## GOAL OF THE EXERCISE
Copy the entries below exactly. Images do not belong in the copy.

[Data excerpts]
━━━
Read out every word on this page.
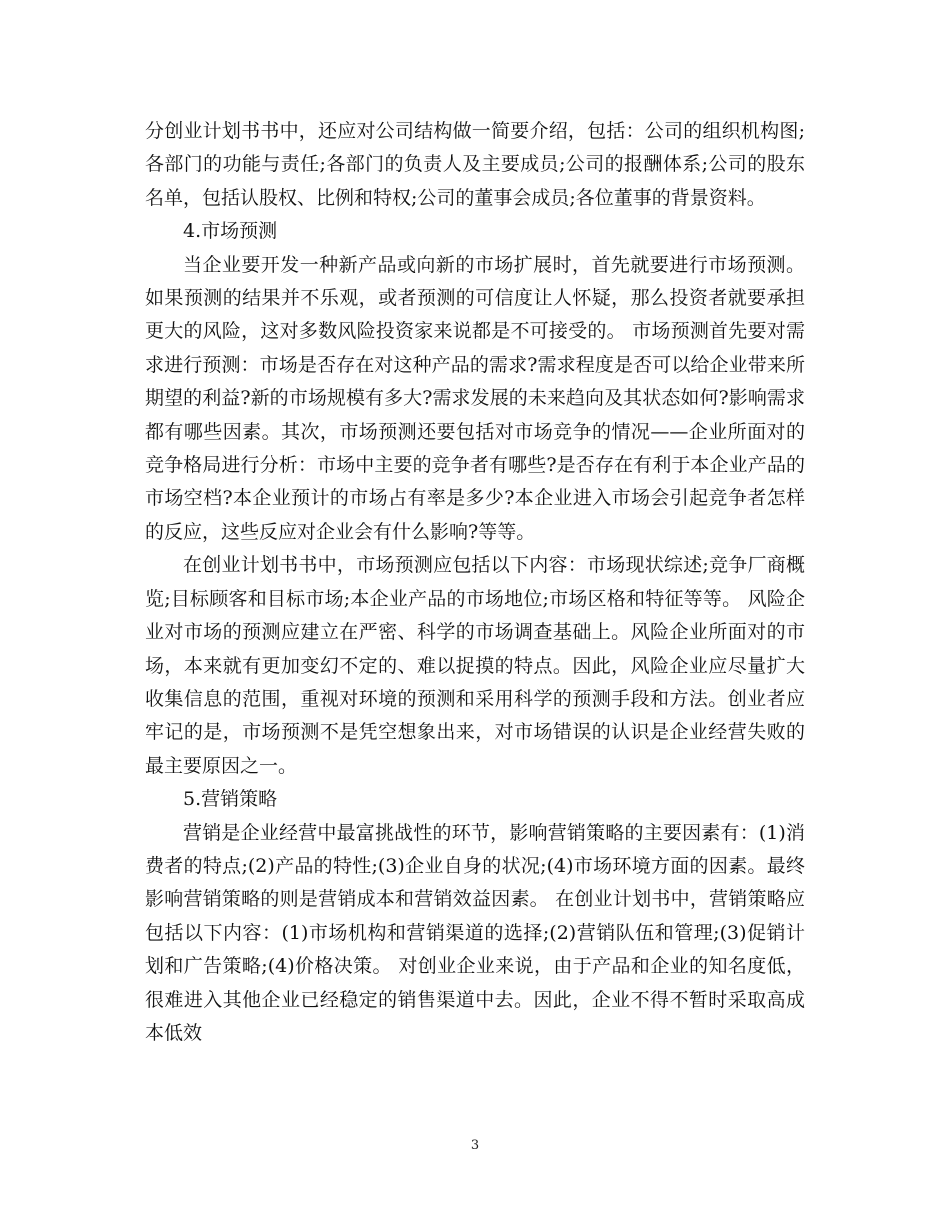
分创业计划书书中，还应对公司结构做一简要介绍，包括：公司的组织机构图;各部门的功能与责任;各部门的负责人及主要成员;公司的报酬体系;公司的股东名单，包括认股权、比例和特权;公司的董事会成员;各位董事的背景资料。

4.市场预测

当企业要开发一种新产品或向新的市场扩展时，首先就要进行市场预测。如果预测的结果并不乐观，或者预测的可信度让人怀疑，那么投资者就要承担更大的风险，这对多数风险投资家来说都是不可接受的。 市场预测首先要对需求进行预测：市场是否存在对这种产品的需求?需求程度是否可以给企业带来所期望的利益?新的市场规模有多大?需求发展的未来趋向及其状态如何?影响需求都有哪些因素。其次，市场预测还要包括对市场竞争的情况——企业所面对的竞争格局进行分析：市场中主要的竞争者有哪些?是否存在有利于本企业产品的市场空档?本企业预计的市场占有率是多少?本企业进入市场会引起竞争者怎样的反应，这些反应对企业会有什么影响?等等。

在创业计划书书中，市场预测应包括以下内容：市场现状综述;竞争厂商概览;目标顾客和目标市场;本企业产品的市场地位;市场区格和特征等等。 风险企业对市场的预测应建立在严密、科学的市场调查基础上。风险企业所面对的市场，本来就有更加变幻不定的、难以捉摸的特点。因此，风险企业应尽量扩大收集信息的范围，重视对环境的预测和采用科学的预测手段和方法。创业者应牢记的是，市场预测不是凭空想象出来，对市场错误的认识是企业经营失败的最主要原因之一。

5.营销策略

营销是企业经营中最富挑战性的环节，影响营销策略的主要因素有：(1)消费者的特点;(2)产品的特性;(3)企业自身的状况;(4)市场环境方面的因素。最终影响营销策略的则是营销成本和营销效益因素。 在创业计划书中，营销策略应包括以下内容：(1)市场机构和营销渠道的选择;(2)营销队伍和管理;(3)促销计划和广告策略;(4)价格决策。 对创业企业来说，由于产品和企业的知名度低，很难进入其他企业已经稳定的销售渠道中去。因此，企业不得不暂时采取高成本低效

3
━━━
## ANSWER TO THE TASK
Read out every word on this page.
分创业计划书书中，还应对公司结构做一简要介绍，包括：公司的组织机构图;各部门的功能与责任;各部门的负责人及主要成员;公司的报酬体系;公司的股东名单，包括认股权、比例和特权;公司的董事会成员;各位董事的背景资料。

4.市场预测

当企业要开发一种新产品或向新的市场扩展时，首先就要进行市场预测。如果预测的结果并不乐观，或者预测的可信度让人怀疑，那么投资者就要承担更大的风险，这对多数风险投资家来说都是不可接受的。 市场预测首先要对需求进行预测：市场是否存在对这种产品的需求?需求程度是否可以给企业带来所期望的利益?新的市场规模有多大?需求发展的未来趋向及其状态如何?影响需求都有哪些因素。其次，市场预测还要包括对市场竞争的情况——企业所面对的竞争格局进行分析：市场中主要的竞争者有哪些?是否存在有利于本企业产品的市场空档?本企业预计的市场占有率是多少?本企业进入市场会引起竞争者怎样的反应，这些反应对企业会有什么影响?等等。

在创业计划书书中，市场预测应包括以下内容：市场现状综述;竞争厂商概览;目标顾客和目标市场;本企业产品的市场地位;市场区格和特征等等。 风险企业对市场的预测应建立在严密、科学的市场调查基础上。风险企业所面对的市场，本来就有更加变幻不定的、难以捉摸的特点。因此，风险企业应尽量扩大收集信息的范围，重视对环境的预测和采用科学的预测手段和方法。创业者应牢记的是，市场预测不是凭空想象出来，对市场错误的认识是企业经营失败的最主要原因之一。

5.营销策略

营销是企业经营中最富挑战性的环节，影响营销策略的主要因素有：(1)消费者的特点;(2)产品的特性;(3)企业自身的状况;(4)市场环境方面的因素。最终影响营销策略的则是营销成本和营销效益因素。 在创业计划书中，营销策略应包括以下内容：(1)市场机构和营销渠道的选择;(2)营销队伍和管理;(3)促销计划和广告策略;(4)价格决策。 对创业企业来说，由于产品和企业的知名度低，很难进入其他企业已经稳定的销售渠道中去。因此，企业不得不暂时采取高成本低效

3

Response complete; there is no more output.